## BEGIN Material

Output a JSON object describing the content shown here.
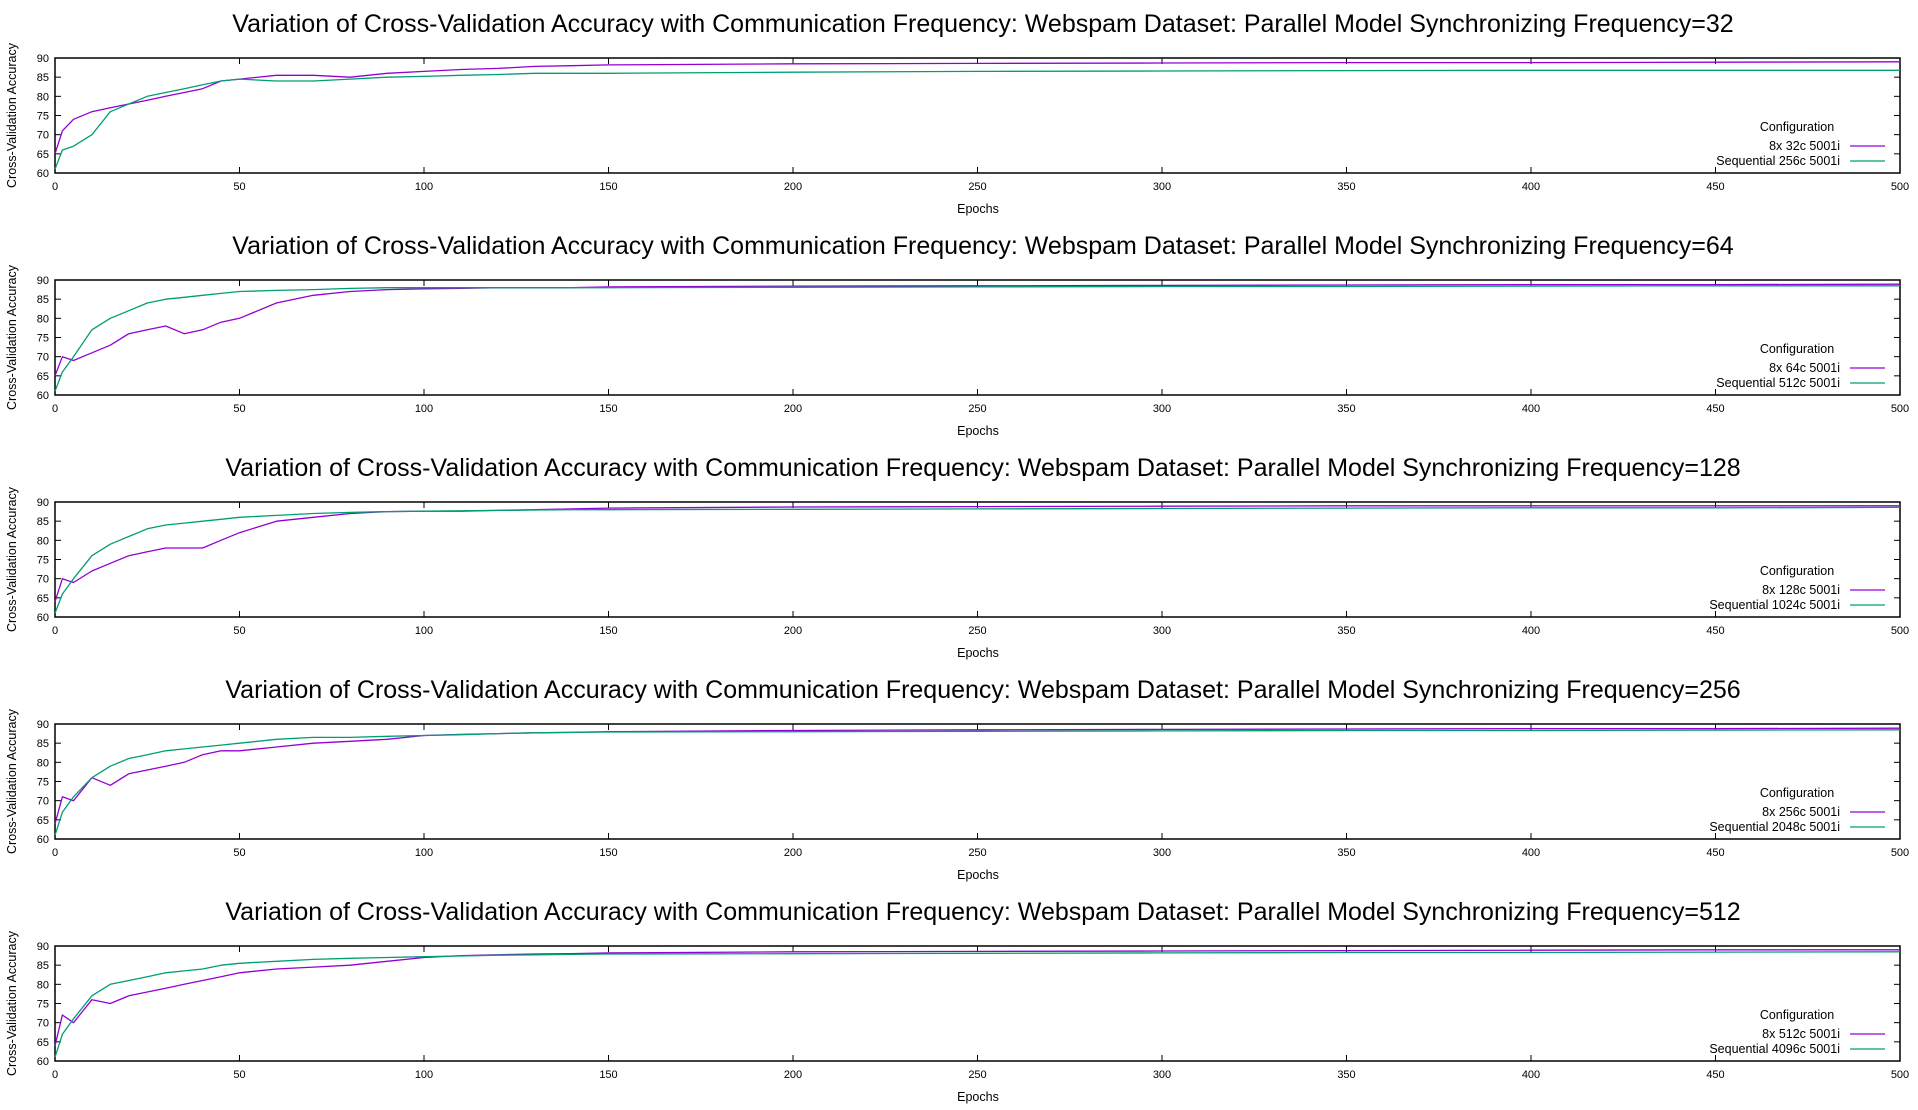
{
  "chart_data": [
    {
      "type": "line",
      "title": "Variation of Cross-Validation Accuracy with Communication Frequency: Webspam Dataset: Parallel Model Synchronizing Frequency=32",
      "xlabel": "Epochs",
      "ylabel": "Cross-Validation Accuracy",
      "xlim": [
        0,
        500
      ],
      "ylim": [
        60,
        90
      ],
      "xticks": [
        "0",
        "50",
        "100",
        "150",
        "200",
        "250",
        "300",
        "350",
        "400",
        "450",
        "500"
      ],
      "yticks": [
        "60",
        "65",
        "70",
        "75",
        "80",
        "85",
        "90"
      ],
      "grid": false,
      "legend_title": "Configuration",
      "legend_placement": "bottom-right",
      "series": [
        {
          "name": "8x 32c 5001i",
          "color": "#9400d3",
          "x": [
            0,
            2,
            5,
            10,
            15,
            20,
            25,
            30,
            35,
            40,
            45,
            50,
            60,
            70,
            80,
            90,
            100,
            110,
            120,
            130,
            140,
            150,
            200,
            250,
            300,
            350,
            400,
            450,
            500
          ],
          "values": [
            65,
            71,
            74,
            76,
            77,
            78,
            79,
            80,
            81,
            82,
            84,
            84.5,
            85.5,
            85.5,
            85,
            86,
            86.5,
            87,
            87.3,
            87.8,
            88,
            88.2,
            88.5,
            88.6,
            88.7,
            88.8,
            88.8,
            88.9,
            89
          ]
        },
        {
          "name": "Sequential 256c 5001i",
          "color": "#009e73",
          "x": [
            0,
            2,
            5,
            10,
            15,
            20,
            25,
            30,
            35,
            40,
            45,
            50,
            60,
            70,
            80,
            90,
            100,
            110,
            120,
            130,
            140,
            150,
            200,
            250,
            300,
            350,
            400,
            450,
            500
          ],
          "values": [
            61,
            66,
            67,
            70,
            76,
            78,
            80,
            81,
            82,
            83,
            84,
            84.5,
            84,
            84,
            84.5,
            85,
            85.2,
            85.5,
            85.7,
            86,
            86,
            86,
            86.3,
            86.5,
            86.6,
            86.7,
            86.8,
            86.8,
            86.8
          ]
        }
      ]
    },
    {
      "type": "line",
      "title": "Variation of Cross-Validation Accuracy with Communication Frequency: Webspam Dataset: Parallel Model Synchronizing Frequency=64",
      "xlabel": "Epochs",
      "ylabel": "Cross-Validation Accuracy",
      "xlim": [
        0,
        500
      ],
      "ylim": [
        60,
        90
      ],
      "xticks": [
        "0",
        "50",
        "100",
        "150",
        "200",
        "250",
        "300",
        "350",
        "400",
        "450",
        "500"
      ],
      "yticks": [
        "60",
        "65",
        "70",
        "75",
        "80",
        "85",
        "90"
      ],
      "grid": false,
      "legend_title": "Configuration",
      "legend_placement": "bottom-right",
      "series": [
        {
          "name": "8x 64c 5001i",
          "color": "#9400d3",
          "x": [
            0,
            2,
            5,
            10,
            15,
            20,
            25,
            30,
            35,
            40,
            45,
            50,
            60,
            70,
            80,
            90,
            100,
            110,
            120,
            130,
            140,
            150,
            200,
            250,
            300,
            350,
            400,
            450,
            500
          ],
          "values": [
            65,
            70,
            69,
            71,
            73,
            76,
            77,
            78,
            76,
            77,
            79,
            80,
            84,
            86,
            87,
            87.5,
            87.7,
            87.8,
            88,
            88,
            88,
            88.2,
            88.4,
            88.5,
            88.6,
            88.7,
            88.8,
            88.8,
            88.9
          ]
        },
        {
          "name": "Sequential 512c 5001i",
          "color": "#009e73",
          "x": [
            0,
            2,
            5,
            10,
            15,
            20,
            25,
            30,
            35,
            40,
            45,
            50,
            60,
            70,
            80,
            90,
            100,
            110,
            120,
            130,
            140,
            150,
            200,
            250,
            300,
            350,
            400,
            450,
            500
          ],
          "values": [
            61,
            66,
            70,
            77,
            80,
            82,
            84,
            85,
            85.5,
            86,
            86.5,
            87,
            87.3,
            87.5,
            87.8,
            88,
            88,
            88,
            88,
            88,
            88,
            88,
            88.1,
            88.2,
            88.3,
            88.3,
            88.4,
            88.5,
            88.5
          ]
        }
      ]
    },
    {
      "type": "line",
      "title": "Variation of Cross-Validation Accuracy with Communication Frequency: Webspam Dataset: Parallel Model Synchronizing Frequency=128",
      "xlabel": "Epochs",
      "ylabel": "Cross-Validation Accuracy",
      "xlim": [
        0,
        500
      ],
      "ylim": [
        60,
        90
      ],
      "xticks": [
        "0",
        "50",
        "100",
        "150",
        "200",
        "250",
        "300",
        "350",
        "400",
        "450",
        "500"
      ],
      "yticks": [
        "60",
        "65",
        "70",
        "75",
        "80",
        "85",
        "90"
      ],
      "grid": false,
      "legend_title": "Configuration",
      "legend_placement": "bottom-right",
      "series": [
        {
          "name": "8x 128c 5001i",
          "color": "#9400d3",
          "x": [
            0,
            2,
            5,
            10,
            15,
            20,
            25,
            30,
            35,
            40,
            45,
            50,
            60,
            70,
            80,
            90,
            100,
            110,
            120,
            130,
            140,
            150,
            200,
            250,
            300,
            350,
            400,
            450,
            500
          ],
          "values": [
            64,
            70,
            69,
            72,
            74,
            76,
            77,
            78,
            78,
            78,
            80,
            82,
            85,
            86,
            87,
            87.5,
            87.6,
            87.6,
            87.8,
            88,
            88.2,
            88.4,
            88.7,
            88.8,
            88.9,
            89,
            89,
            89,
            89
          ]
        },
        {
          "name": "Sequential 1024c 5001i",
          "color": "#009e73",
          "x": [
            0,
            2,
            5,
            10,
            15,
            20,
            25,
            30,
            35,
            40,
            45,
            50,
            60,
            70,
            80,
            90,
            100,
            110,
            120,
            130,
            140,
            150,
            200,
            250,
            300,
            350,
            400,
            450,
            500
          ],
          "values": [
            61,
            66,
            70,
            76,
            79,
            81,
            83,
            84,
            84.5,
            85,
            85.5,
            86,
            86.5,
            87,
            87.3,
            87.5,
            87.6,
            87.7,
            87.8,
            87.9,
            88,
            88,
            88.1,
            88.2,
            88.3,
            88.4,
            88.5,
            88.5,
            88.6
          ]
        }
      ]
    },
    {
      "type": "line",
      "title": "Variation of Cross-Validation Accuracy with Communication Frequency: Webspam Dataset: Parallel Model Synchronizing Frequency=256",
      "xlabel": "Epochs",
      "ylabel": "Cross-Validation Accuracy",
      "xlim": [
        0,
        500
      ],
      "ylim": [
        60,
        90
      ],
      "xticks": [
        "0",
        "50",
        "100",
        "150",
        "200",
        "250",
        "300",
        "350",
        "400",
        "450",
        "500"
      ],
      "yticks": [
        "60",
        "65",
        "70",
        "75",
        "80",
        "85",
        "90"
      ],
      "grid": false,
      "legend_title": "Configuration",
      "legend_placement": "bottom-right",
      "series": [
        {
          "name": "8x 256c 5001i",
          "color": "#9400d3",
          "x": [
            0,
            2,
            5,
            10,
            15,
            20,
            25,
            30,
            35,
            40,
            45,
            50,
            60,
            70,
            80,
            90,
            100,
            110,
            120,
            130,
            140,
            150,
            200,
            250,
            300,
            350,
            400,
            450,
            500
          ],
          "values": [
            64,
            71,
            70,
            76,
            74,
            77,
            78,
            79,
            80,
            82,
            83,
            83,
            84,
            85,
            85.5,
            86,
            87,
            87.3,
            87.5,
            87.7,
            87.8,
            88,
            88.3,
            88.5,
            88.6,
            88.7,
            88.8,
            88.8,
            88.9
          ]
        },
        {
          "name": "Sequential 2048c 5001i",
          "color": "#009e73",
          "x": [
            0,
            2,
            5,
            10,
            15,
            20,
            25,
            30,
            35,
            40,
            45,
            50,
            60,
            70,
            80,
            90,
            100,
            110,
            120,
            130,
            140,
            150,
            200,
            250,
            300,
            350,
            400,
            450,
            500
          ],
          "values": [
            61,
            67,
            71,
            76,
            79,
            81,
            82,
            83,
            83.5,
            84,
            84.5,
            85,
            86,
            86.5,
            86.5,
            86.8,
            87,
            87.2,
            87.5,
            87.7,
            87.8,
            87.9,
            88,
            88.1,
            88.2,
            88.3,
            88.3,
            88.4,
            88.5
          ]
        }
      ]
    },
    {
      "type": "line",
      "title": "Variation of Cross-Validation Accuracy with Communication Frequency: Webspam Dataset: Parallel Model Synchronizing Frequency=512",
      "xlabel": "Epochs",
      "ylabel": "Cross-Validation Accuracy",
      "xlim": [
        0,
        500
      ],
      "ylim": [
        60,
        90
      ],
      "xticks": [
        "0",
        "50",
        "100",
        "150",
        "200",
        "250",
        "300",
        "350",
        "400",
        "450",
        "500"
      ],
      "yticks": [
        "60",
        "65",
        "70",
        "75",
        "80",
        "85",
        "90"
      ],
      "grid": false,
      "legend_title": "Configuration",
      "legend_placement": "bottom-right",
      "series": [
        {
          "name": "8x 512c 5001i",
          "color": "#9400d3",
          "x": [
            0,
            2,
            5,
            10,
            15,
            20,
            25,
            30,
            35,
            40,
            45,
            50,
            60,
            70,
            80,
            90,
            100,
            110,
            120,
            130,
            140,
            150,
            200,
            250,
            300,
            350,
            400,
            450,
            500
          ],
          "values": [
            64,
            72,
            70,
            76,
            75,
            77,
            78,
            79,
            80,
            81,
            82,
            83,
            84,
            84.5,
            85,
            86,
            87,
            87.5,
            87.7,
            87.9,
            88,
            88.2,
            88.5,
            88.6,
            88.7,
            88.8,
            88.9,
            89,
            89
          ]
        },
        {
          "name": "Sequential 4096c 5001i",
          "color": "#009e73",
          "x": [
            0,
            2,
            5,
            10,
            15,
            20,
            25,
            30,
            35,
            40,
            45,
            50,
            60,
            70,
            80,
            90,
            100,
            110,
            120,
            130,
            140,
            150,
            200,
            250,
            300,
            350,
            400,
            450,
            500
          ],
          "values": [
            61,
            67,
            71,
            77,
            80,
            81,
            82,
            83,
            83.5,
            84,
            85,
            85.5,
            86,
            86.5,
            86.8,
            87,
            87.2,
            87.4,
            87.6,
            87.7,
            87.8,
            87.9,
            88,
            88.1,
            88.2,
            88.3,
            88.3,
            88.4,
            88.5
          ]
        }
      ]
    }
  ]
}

## END Material
## BEGIN Material

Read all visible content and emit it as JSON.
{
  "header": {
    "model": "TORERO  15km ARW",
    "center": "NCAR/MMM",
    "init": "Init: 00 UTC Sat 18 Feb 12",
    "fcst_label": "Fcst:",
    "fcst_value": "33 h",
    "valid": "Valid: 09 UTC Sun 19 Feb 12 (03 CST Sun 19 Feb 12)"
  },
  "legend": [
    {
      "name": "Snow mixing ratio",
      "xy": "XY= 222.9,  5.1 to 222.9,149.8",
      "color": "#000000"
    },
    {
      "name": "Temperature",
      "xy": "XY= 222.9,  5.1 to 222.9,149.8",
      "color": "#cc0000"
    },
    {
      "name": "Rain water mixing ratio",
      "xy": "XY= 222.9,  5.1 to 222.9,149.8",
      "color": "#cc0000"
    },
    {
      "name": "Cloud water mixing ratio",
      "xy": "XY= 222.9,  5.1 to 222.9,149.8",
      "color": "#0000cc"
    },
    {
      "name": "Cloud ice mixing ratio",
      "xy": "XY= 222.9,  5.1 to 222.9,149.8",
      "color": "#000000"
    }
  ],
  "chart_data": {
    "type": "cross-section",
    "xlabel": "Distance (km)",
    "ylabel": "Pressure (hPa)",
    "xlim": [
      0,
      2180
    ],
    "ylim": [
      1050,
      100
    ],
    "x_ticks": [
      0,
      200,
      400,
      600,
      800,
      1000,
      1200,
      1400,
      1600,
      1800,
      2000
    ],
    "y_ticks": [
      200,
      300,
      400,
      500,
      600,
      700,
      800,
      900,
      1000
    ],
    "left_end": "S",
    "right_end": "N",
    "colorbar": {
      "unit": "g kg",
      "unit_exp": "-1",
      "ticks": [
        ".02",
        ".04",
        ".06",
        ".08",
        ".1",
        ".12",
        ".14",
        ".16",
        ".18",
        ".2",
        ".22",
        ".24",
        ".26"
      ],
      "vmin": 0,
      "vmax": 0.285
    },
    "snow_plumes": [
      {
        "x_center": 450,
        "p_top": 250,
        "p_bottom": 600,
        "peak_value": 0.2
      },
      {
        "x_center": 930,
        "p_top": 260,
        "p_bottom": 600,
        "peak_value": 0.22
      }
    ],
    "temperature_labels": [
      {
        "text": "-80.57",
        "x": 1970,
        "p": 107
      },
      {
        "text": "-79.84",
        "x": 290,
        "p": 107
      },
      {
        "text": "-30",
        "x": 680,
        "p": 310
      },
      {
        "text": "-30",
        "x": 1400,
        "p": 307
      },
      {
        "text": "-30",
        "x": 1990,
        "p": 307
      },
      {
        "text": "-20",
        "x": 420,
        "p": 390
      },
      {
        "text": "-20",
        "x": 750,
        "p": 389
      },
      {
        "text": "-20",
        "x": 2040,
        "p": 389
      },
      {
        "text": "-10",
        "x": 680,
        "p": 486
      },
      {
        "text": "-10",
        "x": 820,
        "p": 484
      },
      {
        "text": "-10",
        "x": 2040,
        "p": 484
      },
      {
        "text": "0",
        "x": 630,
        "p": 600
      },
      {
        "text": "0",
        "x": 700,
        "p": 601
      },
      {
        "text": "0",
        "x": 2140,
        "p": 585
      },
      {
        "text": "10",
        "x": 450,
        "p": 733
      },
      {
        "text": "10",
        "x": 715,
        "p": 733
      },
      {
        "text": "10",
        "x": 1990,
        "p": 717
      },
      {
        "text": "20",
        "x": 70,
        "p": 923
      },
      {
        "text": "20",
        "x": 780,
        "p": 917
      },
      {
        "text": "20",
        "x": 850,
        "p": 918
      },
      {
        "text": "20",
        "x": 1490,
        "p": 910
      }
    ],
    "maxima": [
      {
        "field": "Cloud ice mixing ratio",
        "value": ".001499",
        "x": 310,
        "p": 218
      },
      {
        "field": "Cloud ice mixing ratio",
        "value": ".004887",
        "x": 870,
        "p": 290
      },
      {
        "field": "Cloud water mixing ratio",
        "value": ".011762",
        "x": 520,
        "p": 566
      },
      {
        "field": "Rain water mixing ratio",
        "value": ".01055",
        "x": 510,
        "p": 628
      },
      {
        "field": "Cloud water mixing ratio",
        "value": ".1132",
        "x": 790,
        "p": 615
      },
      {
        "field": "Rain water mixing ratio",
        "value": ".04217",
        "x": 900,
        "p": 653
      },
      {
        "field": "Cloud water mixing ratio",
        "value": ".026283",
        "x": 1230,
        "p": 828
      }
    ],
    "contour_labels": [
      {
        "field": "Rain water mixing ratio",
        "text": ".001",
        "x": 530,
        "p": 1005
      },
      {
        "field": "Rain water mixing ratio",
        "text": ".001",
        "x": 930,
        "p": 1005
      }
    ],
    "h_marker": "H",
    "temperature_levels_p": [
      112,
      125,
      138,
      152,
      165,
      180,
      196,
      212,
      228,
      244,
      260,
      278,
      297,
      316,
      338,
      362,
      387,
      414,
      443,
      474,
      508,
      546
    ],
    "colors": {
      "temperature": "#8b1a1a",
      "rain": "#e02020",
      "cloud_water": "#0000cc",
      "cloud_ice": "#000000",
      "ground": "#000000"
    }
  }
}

## END Material

_What you need to do_
Check each line above for the word "content" and copy the ones that have it.

_Expected output_
Output a JSON object describing the content shown here.
Read all visible content and emit it as JSON.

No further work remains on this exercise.